* Brano estratto:
Le vendite al dettaglio calano, ma non troppo

La contrazione è dovuta principalmente al settore "food" e "near food", ma si tratta di una normalizzazione
ZURIGO - Commercio al dettaglio in calo del 3,5% su base annua nei primi nove mesi dell'anno in Svizzera. Tuttavia le vendite restano ampiamente superiori a quelle prima della pandemia (+5%), sottolinea l'istituto di ricerche di mercato GfK.
La contrazione è dovuta principalmente al settore "food" e "near food" (cura del corpo/igiene e prodotti per animali), dove il giro d'affari è diminuito del 4,8%: si tratta di una normalizzazione dopo che negli ultimi due anni le vendite erano fortemente cresciute in relazione alla maggiore propensione a mangiare a casa propria durante l'emergenza coronavirus.
Il settore "non food" ha subito un calo dell'1,5%. La performance migliore è stata registrata per il segmento "tempo libero", soprattutto - con la ripresa dei viaggi - grazie alla vendita di bagagli. Nel settore della moda prosegue la ripresa e la crescita in tutti gli ambiti.

* Compito 1:
Secondo il brano sulle vendite al dettaglio, di quanto è diminuito il giro d'affari nel settore "food" e "near food"?
* Compito 2:
Prosegui il brano sulle vendite al dettaglio in Svizzera dal punto in cui si interrompe.
I record sono un materiale a sé, indipendente dal brano.

* Elenco dei dati:
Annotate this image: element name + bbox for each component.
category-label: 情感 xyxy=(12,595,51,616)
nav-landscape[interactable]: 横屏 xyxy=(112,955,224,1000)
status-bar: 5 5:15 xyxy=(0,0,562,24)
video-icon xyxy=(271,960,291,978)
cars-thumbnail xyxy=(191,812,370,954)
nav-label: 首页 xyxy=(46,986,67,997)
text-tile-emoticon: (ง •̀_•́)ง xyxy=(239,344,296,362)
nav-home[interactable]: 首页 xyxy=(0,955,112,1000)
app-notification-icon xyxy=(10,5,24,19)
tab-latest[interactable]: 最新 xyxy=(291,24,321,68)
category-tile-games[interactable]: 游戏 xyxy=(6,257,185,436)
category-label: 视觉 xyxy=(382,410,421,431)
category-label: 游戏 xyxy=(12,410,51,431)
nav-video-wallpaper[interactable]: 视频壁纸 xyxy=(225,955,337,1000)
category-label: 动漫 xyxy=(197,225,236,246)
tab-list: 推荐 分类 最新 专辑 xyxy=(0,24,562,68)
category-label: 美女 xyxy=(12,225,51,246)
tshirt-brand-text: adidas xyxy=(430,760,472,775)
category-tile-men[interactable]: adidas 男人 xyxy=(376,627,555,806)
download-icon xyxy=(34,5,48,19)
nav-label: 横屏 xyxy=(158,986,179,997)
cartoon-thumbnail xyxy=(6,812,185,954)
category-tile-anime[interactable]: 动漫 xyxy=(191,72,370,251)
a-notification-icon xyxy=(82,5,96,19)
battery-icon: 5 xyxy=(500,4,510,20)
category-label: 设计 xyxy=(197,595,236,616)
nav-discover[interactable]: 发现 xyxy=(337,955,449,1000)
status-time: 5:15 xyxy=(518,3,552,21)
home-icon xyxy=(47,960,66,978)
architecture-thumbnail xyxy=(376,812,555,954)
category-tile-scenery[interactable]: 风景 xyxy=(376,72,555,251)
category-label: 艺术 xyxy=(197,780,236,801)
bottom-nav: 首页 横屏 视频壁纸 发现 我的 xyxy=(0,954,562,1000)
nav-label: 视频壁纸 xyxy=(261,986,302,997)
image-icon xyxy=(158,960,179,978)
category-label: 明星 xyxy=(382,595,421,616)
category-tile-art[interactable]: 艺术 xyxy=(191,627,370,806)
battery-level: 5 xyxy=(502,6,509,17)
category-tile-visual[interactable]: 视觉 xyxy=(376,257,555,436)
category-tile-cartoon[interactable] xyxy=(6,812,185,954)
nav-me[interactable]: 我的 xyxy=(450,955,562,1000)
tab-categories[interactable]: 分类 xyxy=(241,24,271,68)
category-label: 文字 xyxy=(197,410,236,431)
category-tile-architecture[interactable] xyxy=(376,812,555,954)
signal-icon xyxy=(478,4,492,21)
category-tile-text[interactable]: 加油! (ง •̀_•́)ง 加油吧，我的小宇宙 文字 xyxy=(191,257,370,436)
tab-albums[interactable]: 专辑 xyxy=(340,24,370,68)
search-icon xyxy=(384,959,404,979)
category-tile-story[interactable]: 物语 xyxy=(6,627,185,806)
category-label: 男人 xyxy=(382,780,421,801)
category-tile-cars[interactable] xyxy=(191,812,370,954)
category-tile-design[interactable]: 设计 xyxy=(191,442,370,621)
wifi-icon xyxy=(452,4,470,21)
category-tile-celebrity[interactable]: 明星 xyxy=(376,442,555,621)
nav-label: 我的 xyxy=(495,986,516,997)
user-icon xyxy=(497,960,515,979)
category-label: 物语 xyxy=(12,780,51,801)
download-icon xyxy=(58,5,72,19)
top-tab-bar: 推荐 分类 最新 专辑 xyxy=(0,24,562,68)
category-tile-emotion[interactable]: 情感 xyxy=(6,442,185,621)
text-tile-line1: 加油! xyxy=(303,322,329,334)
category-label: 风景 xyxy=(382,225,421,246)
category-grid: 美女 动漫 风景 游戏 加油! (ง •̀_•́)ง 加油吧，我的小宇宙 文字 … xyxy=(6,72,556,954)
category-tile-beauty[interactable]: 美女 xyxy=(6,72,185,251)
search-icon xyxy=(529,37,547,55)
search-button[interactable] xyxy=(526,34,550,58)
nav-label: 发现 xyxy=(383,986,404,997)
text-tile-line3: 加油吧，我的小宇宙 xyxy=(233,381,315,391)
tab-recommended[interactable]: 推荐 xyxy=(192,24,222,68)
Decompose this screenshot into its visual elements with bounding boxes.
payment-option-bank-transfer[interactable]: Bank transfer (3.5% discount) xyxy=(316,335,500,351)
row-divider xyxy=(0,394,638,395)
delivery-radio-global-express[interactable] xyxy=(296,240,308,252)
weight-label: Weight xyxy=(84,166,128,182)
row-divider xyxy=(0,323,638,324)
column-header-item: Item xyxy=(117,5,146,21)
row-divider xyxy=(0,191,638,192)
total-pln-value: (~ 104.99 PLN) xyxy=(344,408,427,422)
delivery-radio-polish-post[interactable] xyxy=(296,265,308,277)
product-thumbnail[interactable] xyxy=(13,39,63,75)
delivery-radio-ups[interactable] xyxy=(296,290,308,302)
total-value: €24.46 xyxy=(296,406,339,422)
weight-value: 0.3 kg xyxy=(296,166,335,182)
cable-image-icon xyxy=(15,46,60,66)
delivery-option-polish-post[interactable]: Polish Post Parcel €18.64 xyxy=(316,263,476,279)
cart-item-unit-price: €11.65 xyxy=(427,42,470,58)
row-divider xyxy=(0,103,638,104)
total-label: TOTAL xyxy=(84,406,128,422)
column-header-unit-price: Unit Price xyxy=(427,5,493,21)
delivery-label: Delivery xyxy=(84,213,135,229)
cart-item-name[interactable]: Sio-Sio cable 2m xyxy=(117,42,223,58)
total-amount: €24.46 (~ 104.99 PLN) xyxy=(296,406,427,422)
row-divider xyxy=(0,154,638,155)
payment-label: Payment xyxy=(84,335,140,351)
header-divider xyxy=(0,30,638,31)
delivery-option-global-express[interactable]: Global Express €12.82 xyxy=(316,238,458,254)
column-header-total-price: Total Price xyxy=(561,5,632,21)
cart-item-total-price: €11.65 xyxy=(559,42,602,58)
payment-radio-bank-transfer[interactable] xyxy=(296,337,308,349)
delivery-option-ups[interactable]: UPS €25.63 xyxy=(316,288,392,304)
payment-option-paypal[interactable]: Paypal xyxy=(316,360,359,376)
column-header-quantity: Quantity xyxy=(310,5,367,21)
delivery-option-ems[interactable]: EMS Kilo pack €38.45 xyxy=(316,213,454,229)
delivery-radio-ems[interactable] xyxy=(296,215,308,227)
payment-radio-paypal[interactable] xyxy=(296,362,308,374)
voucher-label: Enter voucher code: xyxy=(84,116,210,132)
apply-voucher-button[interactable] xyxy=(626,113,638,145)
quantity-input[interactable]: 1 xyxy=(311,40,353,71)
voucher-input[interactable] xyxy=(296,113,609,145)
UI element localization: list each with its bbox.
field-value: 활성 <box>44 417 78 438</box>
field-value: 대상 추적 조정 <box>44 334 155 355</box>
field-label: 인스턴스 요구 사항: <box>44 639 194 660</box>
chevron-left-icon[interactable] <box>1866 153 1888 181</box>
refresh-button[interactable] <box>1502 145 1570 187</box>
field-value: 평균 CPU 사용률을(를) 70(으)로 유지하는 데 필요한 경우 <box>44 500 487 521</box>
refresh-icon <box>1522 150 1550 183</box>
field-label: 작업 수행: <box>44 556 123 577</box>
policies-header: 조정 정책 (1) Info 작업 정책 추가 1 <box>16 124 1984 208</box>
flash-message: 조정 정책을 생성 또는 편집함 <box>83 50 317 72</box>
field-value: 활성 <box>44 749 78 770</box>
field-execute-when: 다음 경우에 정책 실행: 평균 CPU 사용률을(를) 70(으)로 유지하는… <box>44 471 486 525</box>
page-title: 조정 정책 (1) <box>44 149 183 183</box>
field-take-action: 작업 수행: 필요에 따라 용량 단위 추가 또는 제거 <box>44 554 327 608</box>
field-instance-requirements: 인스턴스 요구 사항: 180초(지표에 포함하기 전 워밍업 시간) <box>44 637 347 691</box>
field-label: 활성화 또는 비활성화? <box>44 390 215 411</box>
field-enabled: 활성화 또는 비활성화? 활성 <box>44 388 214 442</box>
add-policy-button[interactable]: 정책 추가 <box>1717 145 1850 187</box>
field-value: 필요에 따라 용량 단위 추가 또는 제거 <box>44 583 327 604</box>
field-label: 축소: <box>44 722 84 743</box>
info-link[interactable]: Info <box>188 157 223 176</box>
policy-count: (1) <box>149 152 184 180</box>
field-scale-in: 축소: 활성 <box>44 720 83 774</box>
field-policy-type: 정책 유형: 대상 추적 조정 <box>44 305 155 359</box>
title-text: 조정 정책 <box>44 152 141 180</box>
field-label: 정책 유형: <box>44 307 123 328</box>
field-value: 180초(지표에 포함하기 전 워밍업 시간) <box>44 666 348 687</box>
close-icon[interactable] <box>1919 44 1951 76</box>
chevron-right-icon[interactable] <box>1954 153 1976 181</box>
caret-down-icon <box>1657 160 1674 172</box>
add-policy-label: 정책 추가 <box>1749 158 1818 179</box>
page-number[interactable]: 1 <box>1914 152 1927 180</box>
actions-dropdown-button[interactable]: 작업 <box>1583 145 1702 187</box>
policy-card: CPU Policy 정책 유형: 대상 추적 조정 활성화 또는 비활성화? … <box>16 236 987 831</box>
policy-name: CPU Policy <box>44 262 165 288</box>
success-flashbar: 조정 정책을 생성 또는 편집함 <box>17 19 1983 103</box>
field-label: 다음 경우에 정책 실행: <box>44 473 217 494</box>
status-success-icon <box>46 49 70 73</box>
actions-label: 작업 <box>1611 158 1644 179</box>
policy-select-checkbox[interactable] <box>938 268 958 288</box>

* Spazio risposta 1:
Del 4,8%.

* Spazio risposta 2:
In calo invece il settore dell'arredamento e del fai-da-te/giardinaggio, ma ciò si spiega con un effetto base: all'inizio dell'anno scorso i negozi della seconda categoria sono rimasti aperti anche durante la chiusura imposta ad altri settori. In flessione pure l'elettronica d'intrattenimento.
L'effetto della normalizzazione post-pandemia si è fatto sentire anche sul commercio online, dove il fatturato si è contratto del 3% nei primi nove mesi dell'anno. GfK rileva però una ripresa con il passare dei mesi, così che nel terzo trimestre il livello è di nuovo superiore a quello degli stessi mesi del 2021.